Given exercise: From the listing below, pick out each line with the word "Device".

Provided data:
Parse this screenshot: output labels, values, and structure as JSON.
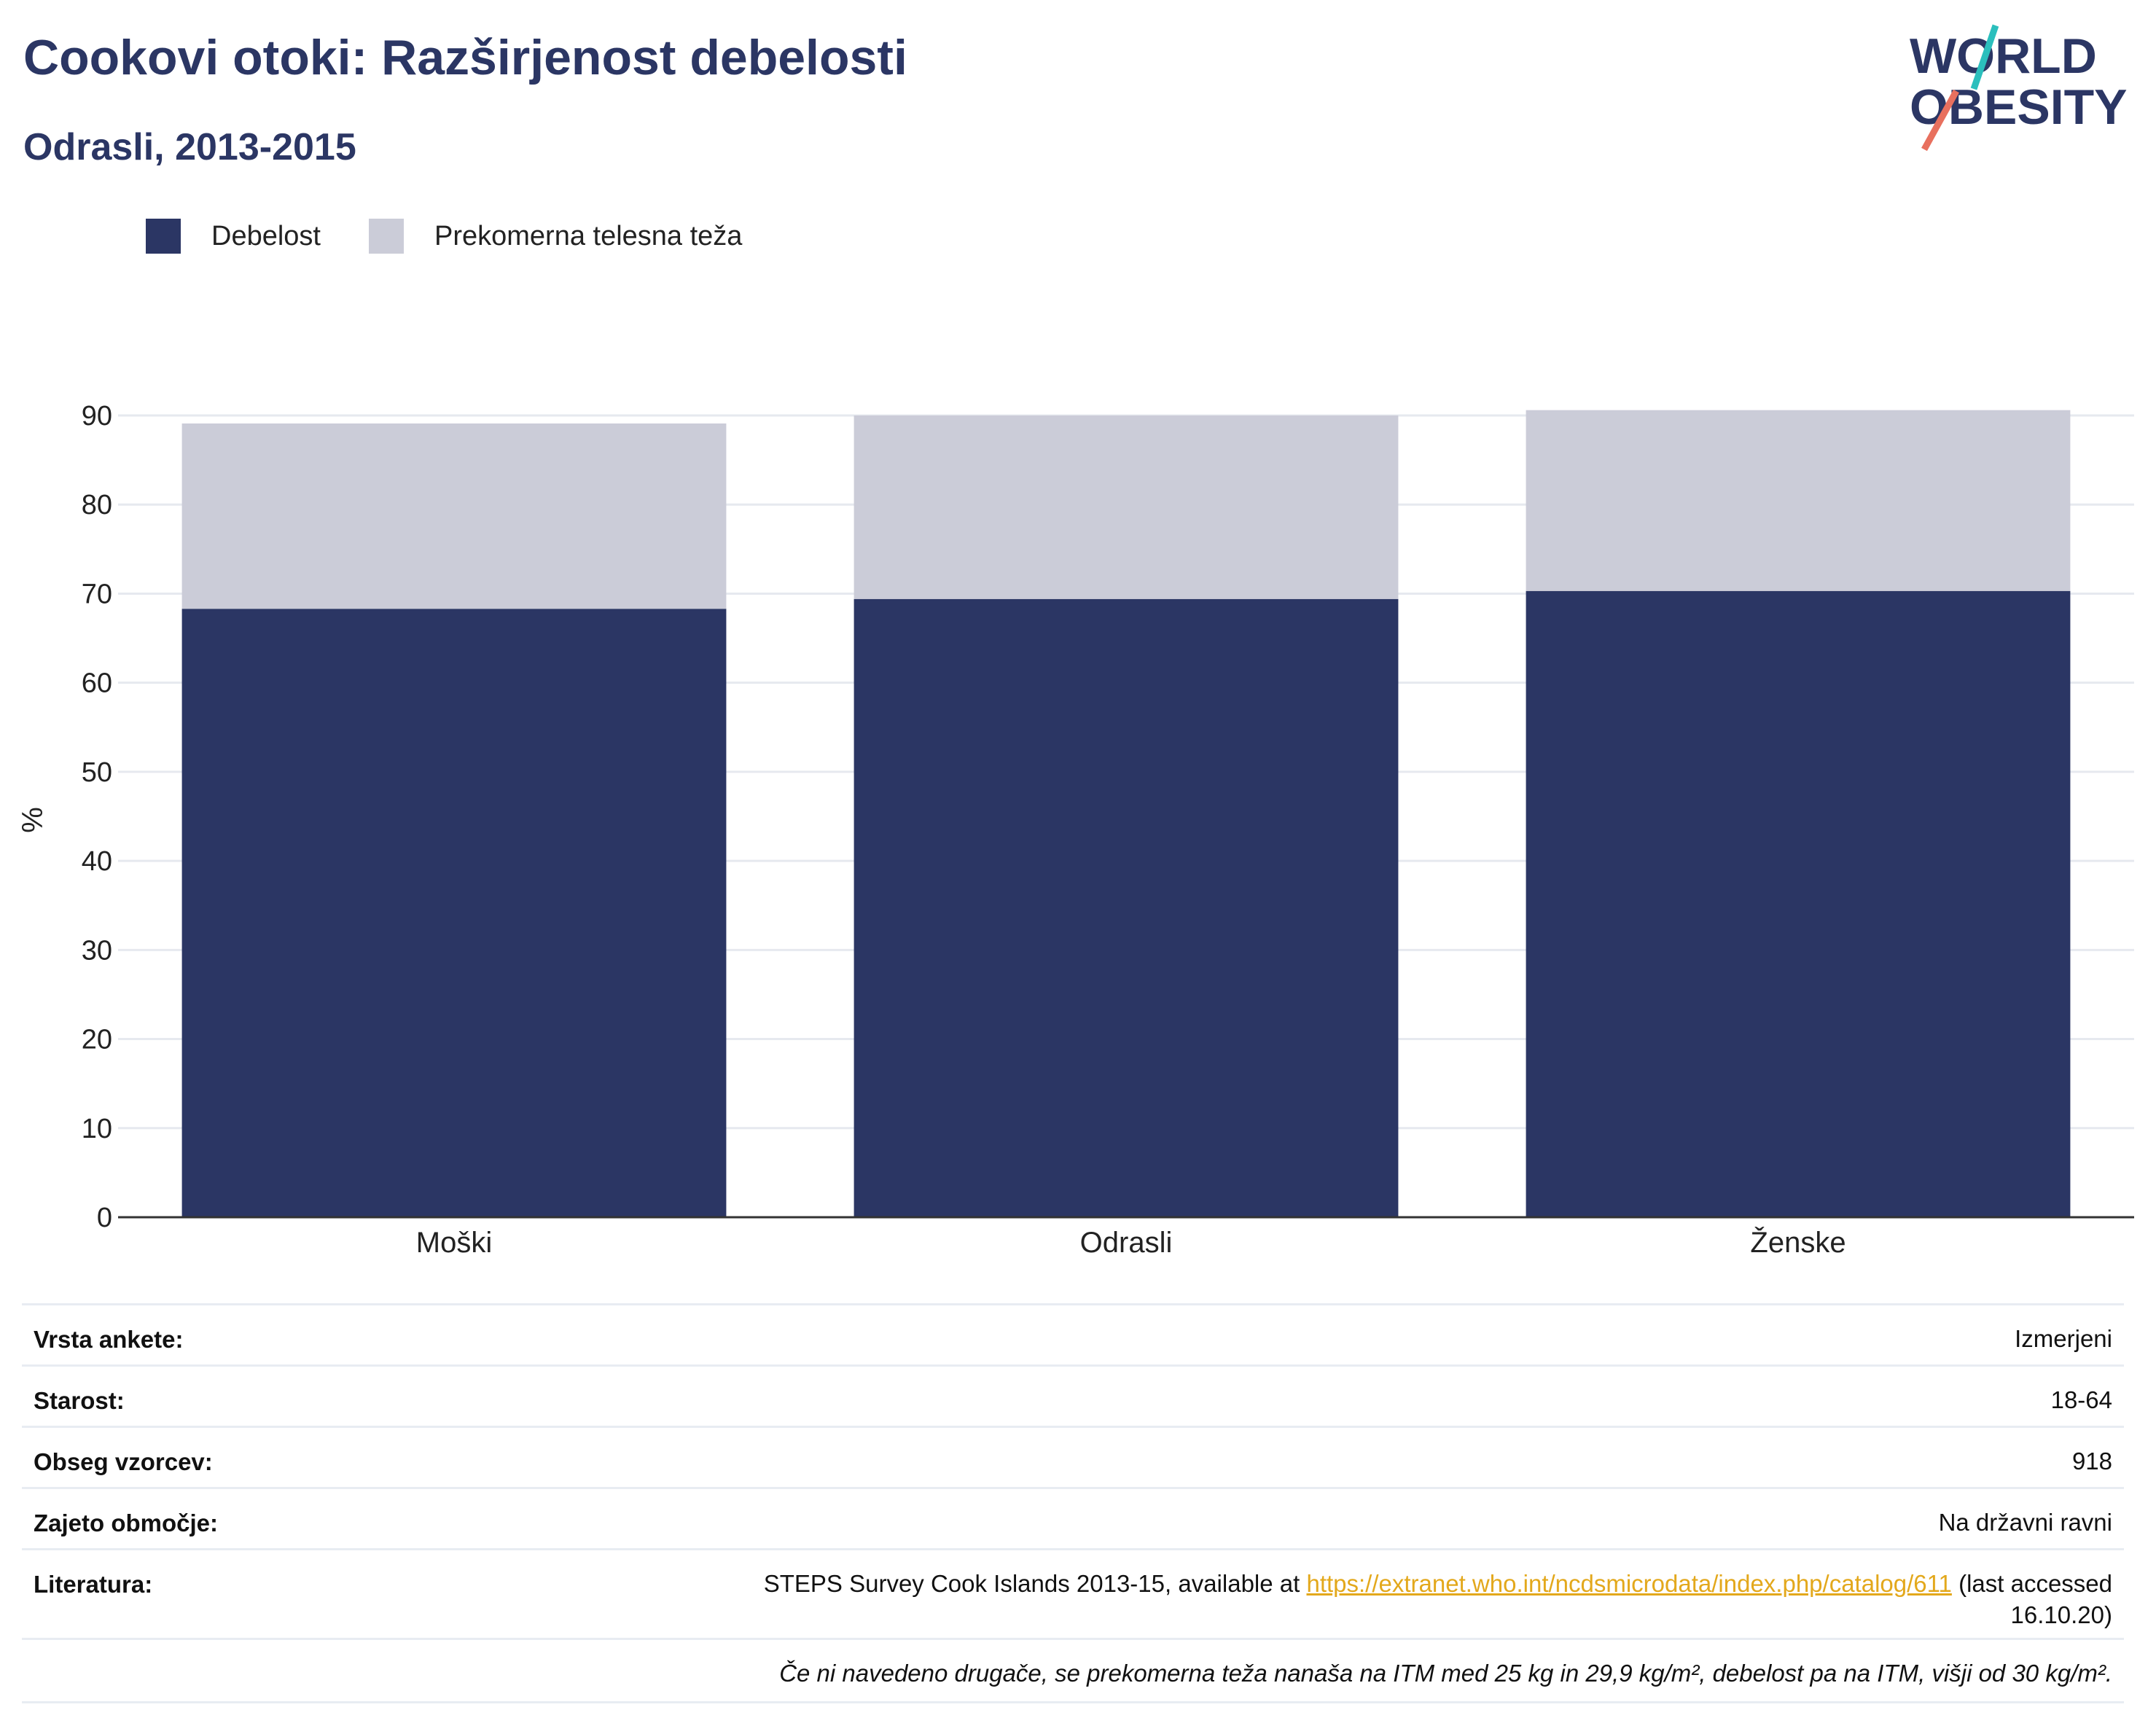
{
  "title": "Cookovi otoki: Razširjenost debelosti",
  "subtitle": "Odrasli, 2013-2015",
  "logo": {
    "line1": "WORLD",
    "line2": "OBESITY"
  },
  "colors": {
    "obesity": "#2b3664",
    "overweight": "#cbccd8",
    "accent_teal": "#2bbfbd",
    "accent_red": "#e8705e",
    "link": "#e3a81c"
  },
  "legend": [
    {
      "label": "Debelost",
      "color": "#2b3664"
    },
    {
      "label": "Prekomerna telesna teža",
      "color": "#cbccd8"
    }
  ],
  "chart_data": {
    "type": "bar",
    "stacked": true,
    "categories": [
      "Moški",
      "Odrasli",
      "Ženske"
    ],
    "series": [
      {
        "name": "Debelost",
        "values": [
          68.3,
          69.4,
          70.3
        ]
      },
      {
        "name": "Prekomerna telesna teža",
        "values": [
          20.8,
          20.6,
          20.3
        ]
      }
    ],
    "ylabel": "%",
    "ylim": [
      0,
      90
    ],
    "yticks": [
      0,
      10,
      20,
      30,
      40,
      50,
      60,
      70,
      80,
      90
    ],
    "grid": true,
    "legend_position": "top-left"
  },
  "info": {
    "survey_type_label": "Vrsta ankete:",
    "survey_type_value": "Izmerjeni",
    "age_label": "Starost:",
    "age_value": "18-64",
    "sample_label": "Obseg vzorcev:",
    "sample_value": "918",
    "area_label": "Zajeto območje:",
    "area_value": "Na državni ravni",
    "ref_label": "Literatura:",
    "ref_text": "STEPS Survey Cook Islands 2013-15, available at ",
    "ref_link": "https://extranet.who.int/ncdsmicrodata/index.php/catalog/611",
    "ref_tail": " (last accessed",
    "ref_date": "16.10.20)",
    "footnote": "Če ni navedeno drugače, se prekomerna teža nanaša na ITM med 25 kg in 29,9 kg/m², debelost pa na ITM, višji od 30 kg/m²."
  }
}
...
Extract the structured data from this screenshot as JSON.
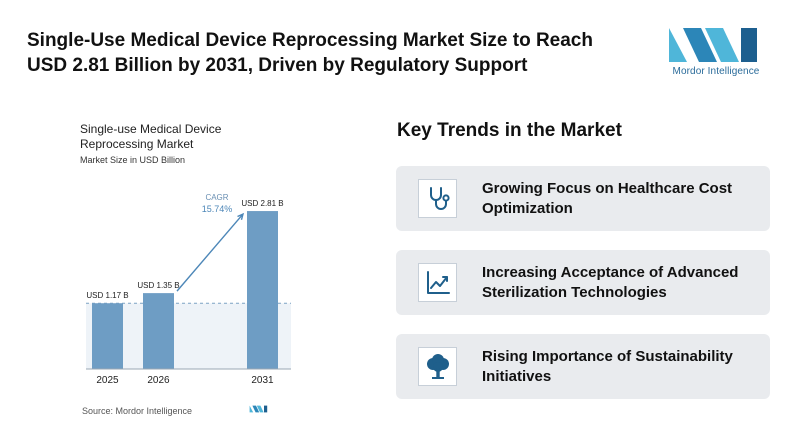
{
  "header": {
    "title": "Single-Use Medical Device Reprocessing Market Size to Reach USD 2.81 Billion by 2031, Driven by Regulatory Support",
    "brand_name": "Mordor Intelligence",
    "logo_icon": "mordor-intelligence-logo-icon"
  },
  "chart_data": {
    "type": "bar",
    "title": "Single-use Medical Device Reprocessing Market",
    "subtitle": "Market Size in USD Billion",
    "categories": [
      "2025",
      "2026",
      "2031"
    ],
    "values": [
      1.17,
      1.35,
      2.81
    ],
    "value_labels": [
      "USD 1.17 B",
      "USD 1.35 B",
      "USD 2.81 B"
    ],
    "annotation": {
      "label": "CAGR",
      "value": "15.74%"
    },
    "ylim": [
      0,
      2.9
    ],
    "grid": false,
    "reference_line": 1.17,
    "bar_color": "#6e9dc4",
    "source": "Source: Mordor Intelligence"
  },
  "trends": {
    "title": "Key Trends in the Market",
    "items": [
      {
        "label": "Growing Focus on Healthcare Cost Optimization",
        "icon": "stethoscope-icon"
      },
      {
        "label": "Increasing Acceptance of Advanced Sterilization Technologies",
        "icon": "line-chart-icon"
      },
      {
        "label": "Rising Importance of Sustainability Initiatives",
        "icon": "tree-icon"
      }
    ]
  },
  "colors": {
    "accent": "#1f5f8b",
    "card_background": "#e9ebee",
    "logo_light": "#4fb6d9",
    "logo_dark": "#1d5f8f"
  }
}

Finished task:
    "title": "Single-Use Medical Device Reprocessing Market Size to Reach USD 2.81 Billion by 2031, Driven by Regulatory Support",
    "title": "Single-use Medical Device Reprocessing Market",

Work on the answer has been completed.